◆ ЗАДАНИЕ ◆
Согласно исходному тексту, к кому и в котором часу был вызван болгарский посол?

◆ ИСХОДНЫЙ ТЕКСТ ◆
= = = = =

Решающий натиск немцев на Болгарию совпал с заключением торгового соглашения, что объясняет слабую реакцию на него Москвы. Через два дня после его заключения, не имея больше карт на руках, Сталин выпустил коммюнике, вновь подтверждавшее его твердую решимость оберегать советские интересы в Болгарии, не допуская распространения войны дальше на Балканы. Оно опровергало инспирированные Берлином слухи, будто вступление германских войск в Болгарию совершалось «при полном признании и одобрении СССР». Фактически это коммюнике являлось призывом к народу через голову болгарского правительства «разоблачать» политику своих лидеров, «старательно избегая видимости провокации» или впечатления, будто коммунистическая партия действует «по указке Советского Союза, а не по собственной инициативе»{521}. Болгарского посла даже вызвали к Вышинскому в два часа ночи с требованием опубликовать коммюнике в болгарских газетах; если его не опубликуют, сказали ему, болгарам придется «плохо». «Я спросил его, что значит "плохо"? Он ответил, что мы скоро это узнаем»{522}. Коммюнике, как заверил Берлин Шуленбург, отчаянно пытаясь предотвратить дальнейшее ухудшение отношений, не было направлено против Германии и не имело формы ультиматума, так как не определяло точно меры, которые может принять Советское правительство, если германские войска двинутся в Болгарию{523}.

= = = = =

◆ Собранные записи данных ◆
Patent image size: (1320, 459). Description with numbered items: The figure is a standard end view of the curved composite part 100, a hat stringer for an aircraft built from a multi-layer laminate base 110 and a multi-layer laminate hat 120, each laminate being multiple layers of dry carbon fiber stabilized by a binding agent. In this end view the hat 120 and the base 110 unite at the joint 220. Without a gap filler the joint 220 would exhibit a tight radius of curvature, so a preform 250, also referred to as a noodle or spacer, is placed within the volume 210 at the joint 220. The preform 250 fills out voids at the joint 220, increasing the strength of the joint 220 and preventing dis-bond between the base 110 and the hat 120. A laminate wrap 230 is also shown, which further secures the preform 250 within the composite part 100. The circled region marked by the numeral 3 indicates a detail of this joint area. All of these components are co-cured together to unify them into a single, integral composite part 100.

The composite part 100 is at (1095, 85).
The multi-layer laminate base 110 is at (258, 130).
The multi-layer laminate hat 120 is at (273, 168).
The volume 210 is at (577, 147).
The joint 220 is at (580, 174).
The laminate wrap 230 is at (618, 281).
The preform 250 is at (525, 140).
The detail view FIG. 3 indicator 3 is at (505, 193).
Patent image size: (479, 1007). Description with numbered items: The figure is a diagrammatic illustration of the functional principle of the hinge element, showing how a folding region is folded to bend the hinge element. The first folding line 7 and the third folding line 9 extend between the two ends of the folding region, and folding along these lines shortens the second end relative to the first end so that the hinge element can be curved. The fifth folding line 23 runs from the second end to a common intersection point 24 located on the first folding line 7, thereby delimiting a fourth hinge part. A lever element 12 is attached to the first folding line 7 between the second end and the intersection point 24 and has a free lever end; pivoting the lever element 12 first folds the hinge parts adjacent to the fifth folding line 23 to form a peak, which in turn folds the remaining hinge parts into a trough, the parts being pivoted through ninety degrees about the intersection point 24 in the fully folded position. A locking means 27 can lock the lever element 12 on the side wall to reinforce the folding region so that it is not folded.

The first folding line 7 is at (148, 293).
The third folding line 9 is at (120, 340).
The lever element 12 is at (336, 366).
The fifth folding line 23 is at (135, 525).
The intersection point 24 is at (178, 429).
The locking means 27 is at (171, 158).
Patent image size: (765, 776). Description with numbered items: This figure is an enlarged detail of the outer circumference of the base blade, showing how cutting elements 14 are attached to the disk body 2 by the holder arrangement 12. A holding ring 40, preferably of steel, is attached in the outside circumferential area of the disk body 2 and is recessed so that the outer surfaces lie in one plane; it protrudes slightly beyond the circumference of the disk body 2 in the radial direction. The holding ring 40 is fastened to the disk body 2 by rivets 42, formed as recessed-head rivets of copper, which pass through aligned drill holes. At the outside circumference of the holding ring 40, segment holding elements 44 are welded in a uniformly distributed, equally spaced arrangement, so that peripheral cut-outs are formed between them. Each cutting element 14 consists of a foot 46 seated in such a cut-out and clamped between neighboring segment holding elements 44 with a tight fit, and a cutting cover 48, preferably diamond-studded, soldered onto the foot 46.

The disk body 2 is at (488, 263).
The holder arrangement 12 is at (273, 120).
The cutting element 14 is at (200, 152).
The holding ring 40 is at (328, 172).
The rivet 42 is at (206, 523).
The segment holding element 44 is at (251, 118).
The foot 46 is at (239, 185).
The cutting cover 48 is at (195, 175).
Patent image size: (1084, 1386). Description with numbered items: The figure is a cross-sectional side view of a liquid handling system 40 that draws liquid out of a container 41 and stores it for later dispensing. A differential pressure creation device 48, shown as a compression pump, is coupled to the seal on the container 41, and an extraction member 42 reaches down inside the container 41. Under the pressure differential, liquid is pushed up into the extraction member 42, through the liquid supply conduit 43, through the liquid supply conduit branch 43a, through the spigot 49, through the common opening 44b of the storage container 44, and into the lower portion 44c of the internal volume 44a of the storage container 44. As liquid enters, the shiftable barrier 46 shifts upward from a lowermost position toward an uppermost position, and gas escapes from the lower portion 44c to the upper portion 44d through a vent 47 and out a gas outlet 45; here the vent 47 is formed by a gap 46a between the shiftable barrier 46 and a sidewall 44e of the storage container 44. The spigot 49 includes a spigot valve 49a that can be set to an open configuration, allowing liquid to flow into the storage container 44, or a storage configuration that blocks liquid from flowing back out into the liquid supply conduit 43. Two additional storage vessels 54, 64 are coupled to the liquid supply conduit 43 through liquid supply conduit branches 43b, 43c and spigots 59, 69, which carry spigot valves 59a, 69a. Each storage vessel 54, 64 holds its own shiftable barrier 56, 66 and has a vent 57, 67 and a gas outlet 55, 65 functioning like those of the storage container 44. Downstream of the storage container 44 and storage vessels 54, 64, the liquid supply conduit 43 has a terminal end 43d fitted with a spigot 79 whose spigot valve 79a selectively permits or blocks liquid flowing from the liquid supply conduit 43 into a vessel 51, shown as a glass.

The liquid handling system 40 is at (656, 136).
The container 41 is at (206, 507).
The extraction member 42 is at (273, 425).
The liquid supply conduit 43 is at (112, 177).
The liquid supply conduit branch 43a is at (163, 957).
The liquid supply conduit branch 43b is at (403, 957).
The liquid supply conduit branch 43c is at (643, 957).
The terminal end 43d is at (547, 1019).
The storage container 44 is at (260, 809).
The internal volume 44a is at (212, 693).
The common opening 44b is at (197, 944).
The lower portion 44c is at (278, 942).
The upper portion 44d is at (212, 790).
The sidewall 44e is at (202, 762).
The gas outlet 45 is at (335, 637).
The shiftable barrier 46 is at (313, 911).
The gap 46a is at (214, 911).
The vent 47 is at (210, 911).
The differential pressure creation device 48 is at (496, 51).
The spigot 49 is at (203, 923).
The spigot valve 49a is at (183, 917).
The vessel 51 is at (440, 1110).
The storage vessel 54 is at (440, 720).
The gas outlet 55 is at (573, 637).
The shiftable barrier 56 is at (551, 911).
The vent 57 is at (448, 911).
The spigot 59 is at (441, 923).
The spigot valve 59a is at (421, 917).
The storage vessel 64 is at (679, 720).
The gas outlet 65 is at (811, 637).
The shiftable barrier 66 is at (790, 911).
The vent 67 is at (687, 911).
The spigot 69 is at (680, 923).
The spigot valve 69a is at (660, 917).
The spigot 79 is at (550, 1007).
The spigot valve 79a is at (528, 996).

= = = = =

◆ ОТВЕТ ◆
Болгарского посла вызвали к Вышинскому в два часа ночи.